Stored data:
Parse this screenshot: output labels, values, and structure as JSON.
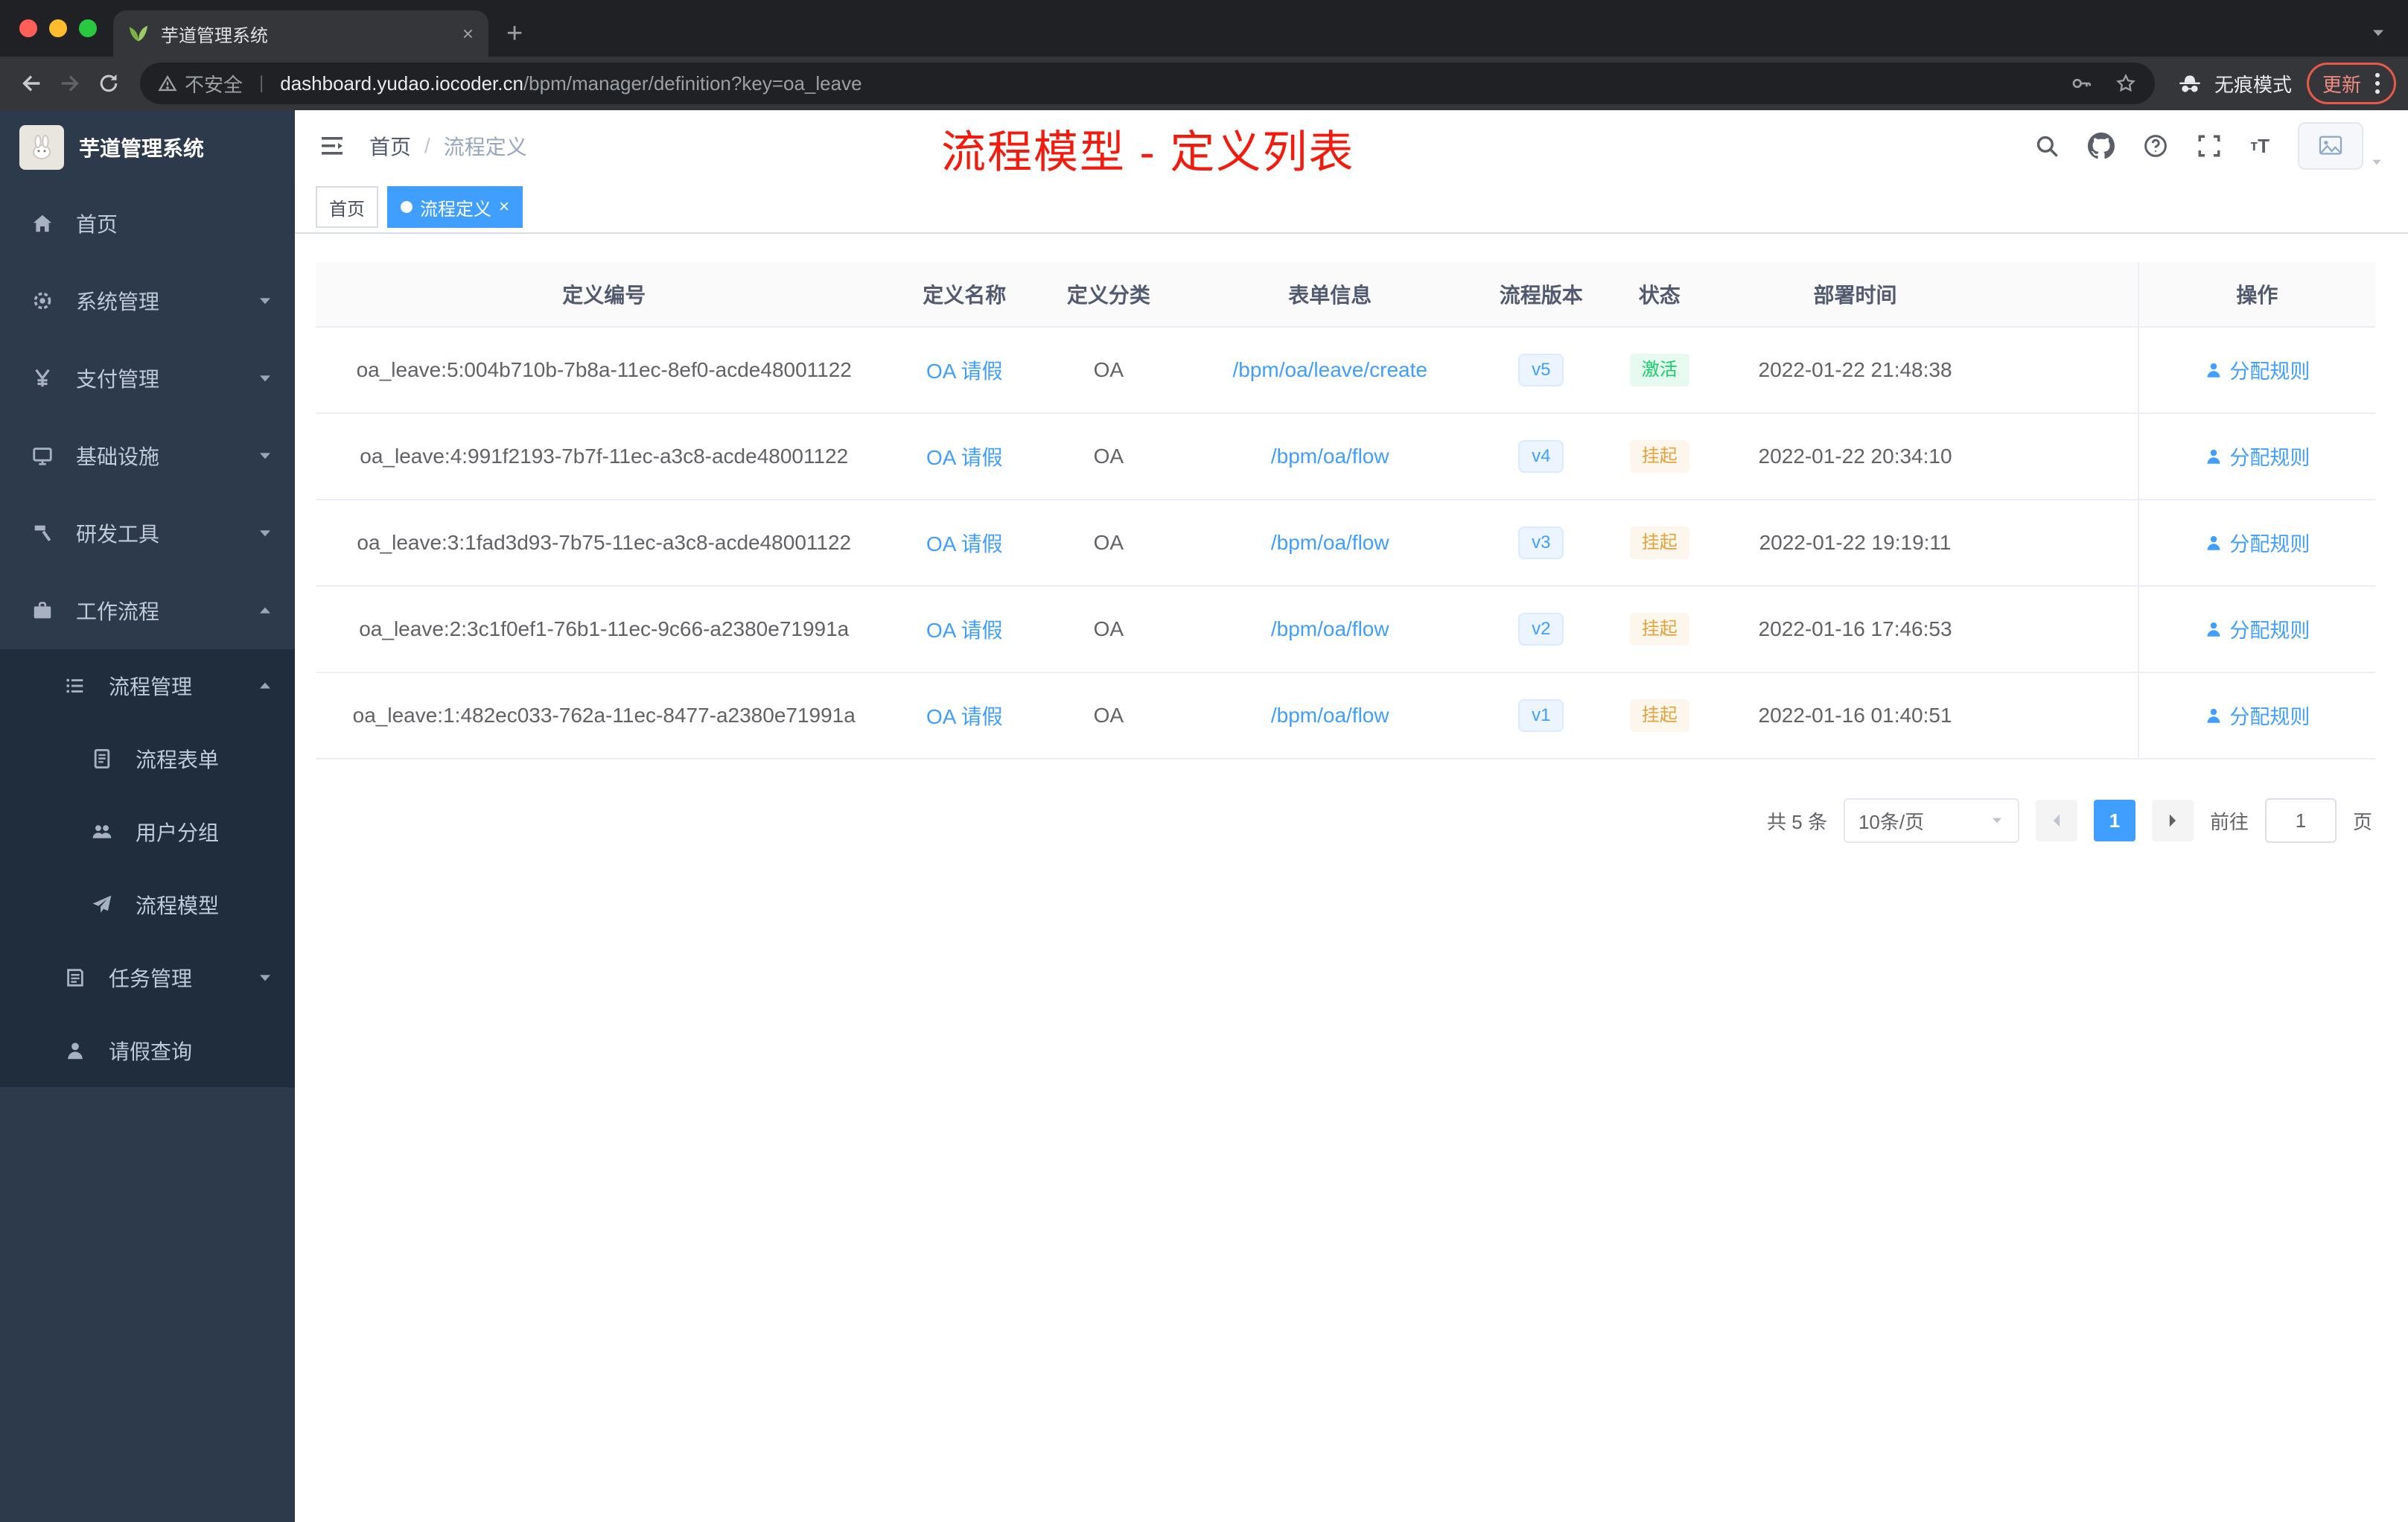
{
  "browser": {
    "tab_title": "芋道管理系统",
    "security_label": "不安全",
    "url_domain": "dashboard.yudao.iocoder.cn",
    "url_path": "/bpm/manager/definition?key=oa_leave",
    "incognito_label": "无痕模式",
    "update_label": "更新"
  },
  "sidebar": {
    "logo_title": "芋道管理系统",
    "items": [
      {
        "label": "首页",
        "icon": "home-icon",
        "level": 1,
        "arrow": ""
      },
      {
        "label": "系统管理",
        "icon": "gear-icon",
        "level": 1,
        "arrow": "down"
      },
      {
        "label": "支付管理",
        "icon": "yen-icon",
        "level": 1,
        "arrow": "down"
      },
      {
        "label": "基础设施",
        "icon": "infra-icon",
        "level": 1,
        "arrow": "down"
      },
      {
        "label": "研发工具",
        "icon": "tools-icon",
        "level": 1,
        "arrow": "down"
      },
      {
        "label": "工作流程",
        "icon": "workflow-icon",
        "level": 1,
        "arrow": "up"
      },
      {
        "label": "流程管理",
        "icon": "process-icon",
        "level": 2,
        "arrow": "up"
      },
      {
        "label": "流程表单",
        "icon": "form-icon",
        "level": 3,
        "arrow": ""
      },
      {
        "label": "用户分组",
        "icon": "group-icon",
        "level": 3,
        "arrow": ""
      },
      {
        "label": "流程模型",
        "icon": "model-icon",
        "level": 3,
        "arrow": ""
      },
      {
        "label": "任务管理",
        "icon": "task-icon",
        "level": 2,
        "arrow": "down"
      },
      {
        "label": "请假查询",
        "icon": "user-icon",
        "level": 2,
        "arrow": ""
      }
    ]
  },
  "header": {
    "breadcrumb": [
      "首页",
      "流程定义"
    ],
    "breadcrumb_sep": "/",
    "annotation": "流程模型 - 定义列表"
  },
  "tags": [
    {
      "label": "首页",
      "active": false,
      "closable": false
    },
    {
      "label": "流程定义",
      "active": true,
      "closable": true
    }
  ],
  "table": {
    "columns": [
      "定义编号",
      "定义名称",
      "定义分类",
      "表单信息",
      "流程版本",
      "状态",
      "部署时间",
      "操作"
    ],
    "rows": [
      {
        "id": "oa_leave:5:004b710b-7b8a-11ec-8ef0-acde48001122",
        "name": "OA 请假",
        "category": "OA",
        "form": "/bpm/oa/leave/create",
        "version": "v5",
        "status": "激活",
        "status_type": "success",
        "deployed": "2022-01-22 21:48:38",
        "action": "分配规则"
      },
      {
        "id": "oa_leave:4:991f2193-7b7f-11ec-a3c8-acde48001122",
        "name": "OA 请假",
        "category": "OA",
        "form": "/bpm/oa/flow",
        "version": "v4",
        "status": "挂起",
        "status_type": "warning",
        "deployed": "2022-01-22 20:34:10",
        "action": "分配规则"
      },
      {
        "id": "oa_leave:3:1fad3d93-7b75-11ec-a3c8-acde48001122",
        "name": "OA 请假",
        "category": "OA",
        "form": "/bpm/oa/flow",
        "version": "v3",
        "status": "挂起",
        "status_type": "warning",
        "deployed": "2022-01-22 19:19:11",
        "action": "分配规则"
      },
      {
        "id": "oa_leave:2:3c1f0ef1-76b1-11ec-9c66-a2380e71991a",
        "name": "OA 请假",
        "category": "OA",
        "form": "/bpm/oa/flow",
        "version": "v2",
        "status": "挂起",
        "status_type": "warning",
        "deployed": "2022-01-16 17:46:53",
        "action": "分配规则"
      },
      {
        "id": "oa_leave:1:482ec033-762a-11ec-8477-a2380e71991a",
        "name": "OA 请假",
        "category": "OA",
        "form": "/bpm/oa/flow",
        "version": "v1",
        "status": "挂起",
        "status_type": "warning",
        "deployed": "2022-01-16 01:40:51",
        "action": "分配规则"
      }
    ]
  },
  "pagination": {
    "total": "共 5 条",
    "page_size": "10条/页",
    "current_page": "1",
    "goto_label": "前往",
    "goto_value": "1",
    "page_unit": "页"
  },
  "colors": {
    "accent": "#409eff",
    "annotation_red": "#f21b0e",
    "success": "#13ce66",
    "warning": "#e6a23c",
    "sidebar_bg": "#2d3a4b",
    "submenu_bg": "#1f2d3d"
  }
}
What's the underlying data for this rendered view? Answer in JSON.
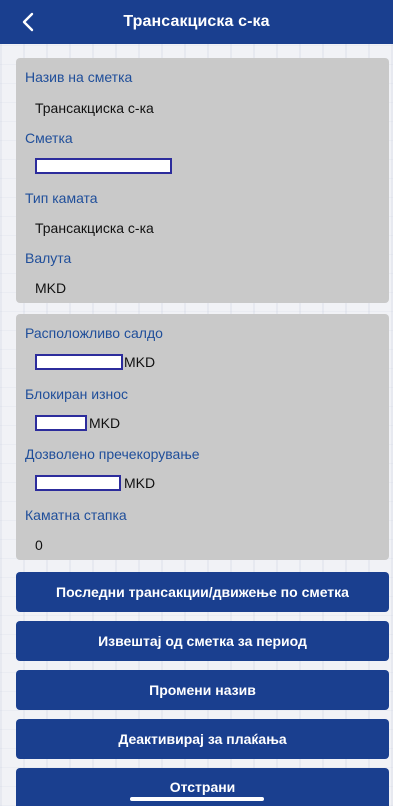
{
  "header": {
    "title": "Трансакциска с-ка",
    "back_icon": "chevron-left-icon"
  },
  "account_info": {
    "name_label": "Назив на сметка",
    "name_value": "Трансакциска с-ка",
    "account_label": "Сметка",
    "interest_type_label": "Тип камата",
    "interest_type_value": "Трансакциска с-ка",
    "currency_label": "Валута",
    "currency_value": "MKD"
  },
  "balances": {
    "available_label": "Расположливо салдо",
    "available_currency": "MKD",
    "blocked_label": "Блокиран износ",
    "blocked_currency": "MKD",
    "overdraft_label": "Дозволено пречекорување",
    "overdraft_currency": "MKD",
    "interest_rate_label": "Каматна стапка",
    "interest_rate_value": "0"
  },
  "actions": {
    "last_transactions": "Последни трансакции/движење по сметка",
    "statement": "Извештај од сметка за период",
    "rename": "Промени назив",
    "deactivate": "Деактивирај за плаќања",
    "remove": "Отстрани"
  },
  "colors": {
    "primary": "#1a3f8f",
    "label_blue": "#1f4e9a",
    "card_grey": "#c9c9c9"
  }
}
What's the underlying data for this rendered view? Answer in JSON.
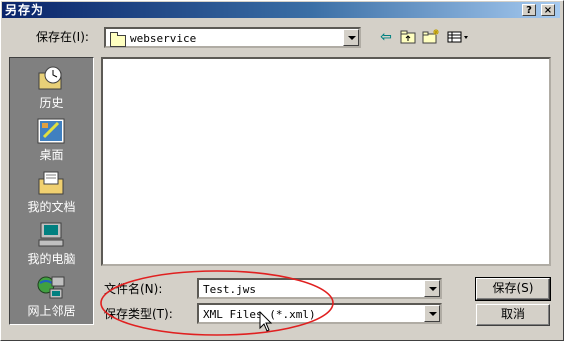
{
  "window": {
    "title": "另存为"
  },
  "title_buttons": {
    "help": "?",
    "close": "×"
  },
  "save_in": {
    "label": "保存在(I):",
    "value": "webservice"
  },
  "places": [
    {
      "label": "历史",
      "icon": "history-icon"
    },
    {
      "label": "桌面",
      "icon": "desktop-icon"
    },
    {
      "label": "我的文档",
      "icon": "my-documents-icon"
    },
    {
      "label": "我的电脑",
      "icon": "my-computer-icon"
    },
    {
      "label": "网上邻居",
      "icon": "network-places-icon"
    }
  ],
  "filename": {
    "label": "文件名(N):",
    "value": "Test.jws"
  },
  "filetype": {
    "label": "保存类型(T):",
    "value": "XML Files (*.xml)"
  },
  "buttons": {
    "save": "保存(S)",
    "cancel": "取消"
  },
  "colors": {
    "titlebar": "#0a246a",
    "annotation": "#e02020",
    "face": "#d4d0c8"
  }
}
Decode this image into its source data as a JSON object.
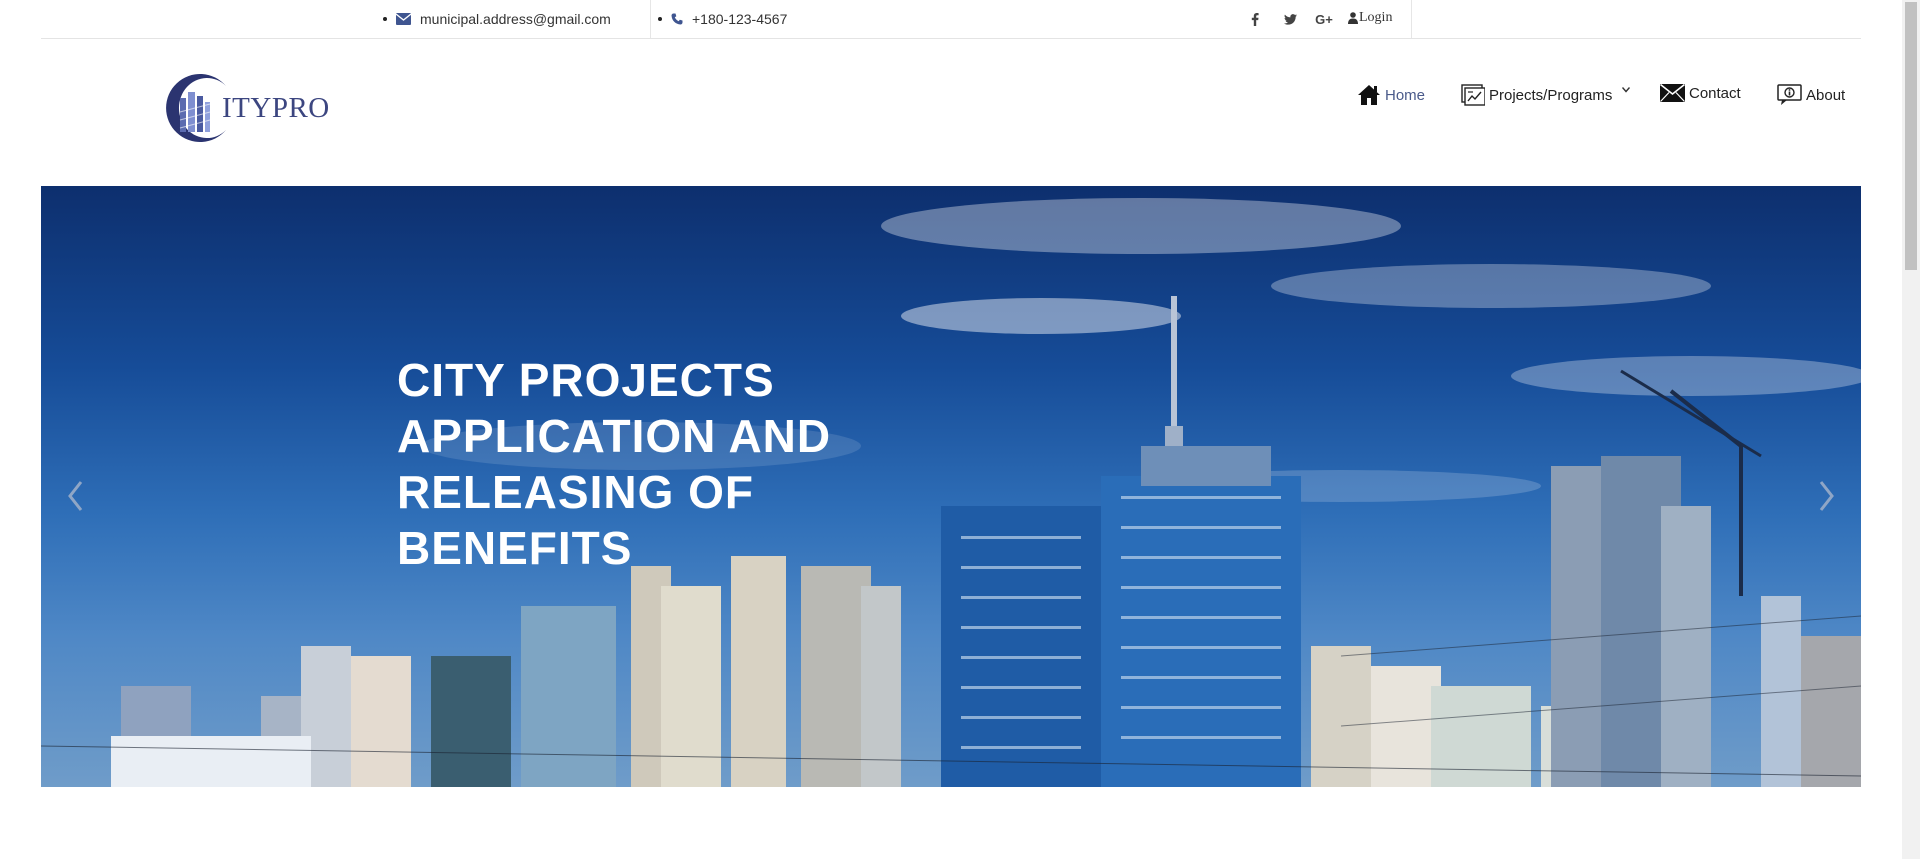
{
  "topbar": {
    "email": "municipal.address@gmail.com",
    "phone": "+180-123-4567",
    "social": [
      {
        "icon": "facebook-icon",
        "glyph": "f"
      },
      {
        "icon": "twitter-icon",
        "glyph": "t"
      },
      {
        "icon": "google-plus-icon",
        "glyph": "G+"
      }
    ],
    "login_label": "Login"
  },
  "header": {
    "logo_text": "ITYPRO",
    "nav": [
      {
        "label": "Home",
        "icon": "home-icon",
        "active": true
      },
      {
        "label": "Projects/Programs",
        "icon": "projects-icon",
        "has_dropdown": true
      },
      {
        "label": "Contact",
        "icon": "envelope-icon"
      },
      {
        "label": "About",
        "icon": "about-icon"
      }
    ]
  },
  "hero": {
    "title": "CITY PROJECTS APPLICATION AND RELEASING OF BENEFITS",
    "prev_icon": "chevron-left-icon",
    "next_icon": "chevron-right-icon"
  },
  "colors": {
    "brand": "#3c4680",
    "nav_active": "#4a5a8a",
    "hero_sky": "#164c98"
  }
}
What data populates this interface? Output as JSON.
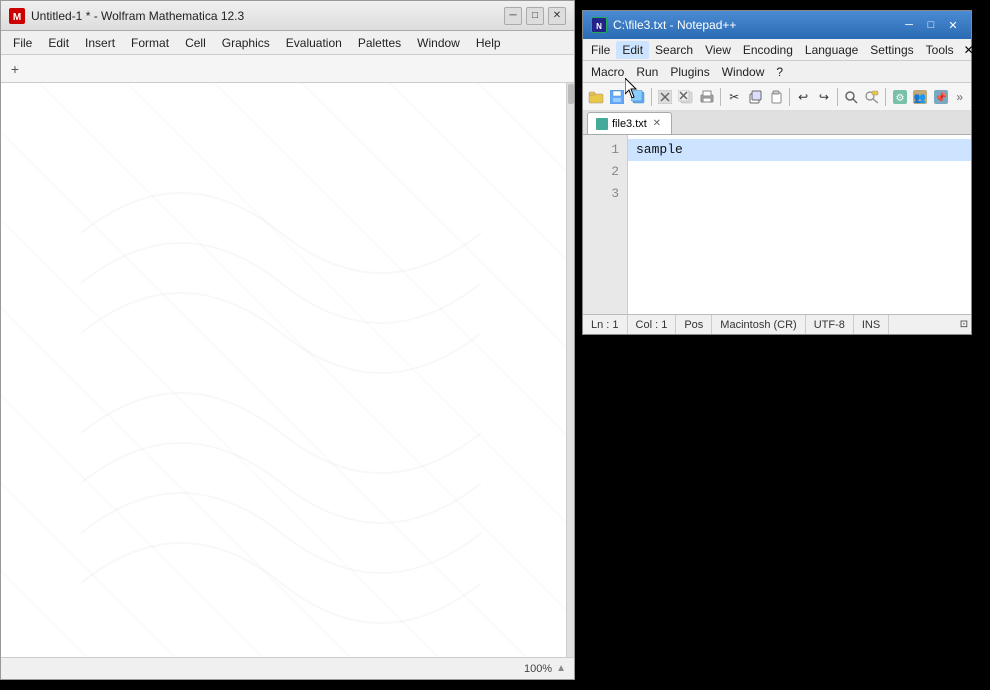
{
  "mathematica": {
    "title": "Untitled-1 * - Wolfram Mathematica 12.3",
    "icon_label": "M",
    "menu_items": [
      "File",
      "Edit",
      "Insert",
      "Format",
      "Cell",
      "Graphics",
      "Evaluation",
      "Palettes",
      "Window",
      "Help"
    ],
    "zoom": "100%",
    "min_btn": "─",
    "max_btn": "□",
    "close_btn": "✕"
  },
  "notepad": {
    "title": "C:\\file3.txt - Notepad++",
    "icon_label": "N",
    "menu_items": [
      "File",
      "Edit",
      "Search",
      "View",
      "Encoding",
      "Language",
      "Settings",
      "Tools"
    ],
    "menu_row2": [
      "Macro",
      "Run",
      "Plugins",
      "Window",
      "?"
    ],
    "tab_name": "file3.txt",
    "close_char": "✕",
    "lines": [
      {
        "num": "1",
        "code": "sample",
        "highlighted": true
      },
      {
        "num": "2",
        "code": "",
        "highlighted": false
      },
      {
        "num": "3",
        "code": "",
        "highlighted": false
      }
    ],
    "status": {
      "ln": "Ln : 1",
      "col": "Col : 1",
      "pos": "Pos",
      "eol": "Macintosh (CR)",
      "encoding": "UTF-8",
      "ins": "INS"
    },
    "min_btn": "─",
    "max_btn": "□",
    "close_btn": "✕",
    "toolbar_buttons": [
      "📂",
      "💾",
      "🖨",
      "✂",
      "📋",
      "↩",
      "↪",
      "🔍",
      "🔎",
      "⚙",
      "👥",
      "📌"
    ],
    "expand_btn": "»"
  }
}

→ **Task to complete**: How many lines of these entries contain "true"? Answer with the number and nothing else.

→ **Solution to this task**: 5